— Start DATA —

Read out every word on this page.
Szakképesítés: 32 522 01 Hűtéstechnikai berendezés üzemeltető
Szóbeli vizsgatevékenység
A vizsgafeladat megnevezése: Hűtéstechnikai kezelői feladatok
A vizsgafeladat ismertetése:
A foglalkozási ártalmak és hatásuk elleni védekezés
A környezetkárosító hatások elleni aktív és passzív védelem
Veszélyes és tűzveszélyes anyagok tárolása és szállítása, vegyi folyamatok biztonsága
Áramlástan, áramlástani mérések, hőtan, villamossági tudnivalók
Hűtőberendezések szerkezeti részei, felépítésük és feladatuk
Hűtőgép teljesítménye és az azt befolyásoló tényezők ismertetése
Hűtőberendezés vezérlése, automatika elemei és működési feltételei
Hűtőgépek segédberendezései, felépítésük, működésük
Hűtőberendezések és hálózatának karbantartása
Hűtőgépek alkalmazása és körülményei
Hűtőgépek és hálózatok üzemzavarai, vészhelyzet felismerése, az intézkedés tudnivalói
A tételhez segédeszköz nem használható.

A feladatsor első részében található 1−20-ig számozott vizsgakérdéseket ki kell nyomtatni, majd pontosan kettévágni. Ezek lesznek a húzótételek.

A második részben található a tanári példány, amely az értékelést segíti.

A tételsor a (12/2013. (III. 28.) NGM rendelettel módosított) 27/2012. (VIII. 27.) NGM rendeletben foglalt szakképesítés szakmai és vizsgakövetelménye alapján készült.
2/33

— End DATA —

WHAT NEEDS TO BE DONE: Write out every record shown above, word for word.

CORRECT RESULT:
Read out every word on this page.
Szakképesítés: 32 522 01 Hűtéstechnikai berendezés üzemeltető
Szóbeli vizsgatevékenység
A vizsgafeladat megnevezése: Hűtéstechnikai kezelői feladatok
A vizsgafeladat ismertetése:
A foglalkozási ártalmak és hatásuk elleni védekezés
A környezetkárosító hatások elleni aktív és passzív védelem
Veszélyes és tűzveszélyes anyagok tárolása és szállítása, vegyi folyamatok biztonsága
Áramlástan, áramlástani mérések, hőtan, villamossági tudnivalók
Hűtőberendezések szerkezeti részei, felépítésük és feladatuk
Hűtőgép teljesítménye és az azt befolyásoló tényezők ismertetése
Hűtőberendezés vezérlése, automatika elemei és működési feltételei
Hűtőgépek segédberendezései, felépítésük, működésük
Hűtőberendezések és hálózatának karbantartása
Hűtőgépek alkalmazása és körülményei
Hűtőgépek és hálózatok üzemzavarai, vészhelyzet felismerése, az intézkedés tudnivalói
A tételhez segédeszköz nem használható.

A feladatsor első részében található 1−20-ig számozott vizsgakérdéseket ki kell nyomtatni, majd pontosan kettévágni. Ezek lesznek a húzótételek.

A második részben található a tanári példány, amely az értékelést segíti.

A tételsor a (12/2013. (III. 28.) NGM rendelettel módosított) 27/2012. (VIII. 27.) NGM rendeletben foglalt szakképesítés szakmai és vizsgakövetelménye alapján készült.
2/33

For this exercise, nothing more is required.